# WORK INSTRUCTIONS:
Copy the passage on children's reading and learning from "That reading isn't" to "inner-reader?). Guess why?", swapping "boring" for "dull".

That reading isn't sounding out words in boring texts. "Sad Sam was sad" isn't NEARLY as interesting or literacy-rich as "NO DAVID!" (Be honest S.F.A.'ers, do you really LIKE those KinderRoots "books" or does David Shannon speak more to your own inner-reader?). Guess why?
That learning is three-dimensional, multi-sensory, and consuming. It offers new information, it helps develop preference, it gives us a common language and schema so that we may better communicate and interact, and it offers its own rewards and pleasures. Ask any adult trying a new cuisine for the first time about their own apprehension, their awkwardness, their fear, their effort, their discovery, their satisfaction, and their possible JOY at having learned or found something NEW. That's what children experience daily, all the time, and not just with food, but with LIFE. It's not **just** playing. It's learning. It's developing. It's reinforcing. It's expanding. It's negotiating, sharing, and making other discoveries possible and less frightening. Don't take away those Lego's just yet. Yes, the silly puppet voice really does help. Shake your Sillies Out regularly. For some kids, mustard and peanut butter sandwiches are AWESOME tasting.

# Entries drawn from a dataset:

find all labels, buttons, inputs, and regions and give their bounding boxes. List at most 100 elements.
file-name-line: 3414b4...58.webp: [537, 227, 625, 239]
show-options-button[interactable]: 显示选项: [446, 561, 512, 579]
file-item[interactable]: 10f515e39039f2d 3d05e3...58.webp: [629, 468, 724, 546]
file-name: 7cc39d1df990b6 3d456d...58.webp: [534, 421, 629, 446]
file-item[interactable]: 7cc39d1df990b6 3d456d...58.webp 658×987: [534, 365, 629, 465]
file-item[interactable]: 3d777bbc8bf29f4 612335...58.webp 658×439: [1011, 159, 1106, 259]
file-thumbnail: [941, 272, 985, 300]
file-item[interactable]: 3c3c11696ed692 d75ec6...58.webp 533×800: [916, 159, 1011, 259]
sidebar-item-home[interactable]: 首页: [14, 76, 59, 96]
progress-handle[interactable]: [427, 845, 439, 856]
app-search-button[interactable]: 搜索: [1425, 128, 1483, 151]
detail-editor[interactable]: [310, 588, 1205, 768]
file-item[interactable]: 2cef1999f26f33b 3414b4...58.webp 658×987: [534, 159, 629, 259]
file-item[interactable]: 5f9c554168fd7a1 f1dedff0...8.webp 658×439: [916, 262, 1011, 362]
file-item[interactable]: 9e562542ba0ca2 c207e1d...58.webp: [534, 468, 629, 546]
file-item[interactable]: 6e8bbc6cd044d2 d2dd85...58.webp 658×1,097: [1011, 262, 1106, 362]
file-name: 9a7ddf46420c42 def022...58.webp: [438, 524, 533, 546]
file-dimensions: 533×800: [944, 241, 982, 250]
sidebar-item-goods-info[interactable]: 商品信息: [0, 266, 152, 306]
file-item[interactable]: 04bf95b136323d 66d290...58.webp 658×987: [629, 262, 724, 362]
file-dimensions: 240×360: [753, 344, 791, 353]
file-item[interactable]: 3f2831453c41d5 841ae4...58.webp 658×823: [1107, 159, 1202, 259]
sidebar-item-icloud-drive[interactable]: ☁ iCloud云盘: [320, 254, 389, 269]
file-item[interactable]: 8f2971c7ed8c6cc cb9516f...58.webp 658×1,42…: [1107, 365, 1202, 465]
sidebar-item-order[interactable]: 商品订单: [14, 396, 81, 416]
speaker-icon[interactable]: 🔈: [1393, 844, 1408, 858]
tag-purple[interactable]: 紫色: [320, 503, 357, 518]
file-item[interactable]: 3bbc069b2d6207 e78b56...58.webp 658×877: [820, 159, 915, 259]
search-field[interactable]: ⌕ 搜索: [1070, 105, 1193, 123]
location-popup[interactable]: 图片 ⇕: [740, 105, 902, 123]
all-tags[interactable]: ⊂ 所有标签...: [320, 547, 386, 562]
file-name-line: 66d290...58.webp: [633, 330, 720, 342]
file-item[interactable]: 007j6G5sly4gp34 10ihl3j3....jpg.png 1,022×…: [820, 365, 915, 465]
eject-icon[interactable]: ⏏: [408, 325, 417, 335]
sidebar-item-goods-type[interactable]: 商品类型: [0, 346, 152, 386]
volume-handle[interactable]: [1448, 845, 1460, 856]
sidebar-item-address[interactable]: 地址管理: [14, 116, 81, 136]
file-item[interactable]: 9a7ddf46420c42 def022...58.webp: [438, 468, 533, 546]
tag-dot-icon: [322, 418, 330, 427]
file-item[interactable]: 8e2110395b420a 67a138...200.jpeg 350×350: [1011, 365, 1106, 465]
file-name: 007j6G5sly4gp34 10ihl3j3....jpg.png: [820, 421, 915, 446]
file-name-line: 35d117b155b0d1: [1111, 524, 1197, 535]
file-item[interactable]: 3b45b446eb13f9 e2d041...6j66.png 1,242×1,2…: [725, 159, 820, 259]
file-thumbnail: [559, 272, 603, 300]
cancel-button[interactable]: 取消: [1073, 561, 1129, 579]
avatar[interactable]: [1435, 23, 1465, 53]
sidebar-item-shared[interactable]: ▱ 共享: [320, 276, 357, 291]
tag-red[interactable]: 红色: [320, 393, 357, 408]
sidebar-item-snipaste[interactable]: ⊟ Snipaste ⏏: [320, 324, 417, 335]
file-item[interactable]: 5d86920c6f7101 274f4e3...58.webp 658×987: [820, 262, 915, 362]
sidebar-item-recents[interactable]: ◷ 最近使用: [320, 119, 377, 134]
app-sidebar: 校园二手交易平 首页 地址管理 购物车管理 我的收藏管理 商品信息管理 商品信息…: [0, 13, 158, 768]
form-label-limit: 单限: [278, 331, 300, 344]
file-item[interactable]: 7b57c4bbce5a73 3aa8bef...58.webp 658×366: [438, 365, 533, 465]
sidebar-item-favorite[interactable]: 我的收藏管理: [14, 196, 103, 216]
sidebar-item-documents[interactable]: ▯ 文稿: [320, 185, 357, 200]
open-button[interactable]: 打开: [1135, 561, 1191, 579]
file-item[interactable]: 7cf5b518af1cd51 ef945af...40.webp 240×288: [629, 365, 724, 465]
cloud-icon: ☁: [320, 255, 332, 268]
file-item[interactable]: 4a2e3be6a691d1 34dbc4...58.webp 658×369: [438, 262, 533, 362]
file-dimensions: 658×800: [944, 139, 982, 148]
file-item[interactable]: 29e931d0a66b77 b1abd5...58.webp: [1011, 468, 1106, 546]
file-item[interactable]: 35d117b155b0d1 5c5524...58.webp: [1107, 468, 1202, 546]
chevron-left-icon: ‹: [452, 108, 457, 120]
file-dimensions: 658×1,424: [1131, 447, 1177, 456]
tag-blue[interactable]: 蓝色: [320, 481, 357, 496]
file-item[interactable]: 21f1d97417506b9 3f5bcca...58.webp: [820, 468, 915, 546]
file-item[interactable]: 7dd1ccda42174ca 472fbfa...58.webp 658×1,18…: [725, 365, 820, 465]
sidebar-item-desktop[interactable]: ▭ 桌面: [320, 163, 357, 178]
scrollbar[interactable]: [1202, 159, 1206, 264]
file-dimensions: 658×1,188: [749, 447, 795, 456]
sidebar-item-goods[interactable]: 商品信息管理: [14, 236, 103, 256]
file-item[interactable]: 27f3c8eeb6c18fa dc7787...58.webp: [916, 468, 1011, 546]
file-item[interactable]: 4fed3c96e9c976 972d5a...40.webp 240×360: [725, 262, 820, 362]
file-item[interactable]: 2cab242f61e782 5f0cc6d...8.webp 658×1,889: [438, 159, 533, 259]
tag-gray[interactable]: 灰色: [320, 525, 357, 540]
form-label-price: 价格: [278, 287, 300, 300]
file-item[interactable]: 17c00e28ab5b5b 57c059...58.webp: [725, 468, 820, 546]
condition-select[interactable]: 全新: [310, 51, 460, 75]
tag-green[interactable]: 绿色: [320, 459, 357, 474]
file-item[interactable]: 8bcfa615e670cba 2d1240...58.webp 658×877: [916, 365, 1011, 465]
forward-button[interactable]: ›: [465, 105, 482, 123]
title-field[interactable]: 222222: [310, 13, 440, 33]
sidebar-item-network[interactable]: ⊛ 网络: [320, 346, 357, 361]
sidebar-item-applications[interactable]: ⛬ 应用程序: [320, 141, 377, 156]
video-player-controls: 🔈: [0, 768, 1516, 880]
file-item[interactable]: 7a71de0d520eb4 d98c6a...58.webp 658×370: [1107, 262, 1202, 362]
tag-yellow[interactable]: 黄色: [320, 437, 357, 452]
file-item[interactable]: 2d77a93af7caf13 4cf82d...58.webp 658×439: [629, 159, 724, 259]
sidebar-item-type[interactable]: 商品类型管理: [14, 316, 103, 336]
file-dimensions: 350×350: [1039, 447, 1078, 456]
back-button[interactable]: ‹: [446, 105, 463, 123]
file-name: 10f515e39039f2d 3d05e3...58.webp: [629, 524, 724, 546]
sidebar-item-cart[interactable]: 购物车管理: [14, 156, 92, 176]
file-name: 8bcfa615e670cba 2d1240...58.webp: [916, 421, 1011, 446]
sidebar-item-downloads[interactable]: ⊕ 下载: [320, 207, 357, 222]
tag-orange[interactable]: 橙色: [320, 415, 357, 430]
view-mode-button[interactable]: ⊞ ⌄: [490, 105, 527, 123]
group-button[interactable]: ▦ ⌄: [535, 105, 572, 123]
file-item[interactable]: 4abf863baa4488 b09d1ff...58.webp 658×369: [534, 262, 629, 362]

# EXERCISE OUTPUT:
That reading isn't sounding out words in dull texts. "Sad Sam was sad" isn't NEARLY as interesting or literacy-rich as "NO DAVID!" (Be honest S.F.A.'ers, do you really LIKE those KinderRoots "books" or does David Shannon speak more to your own inner-reader?). Guess why?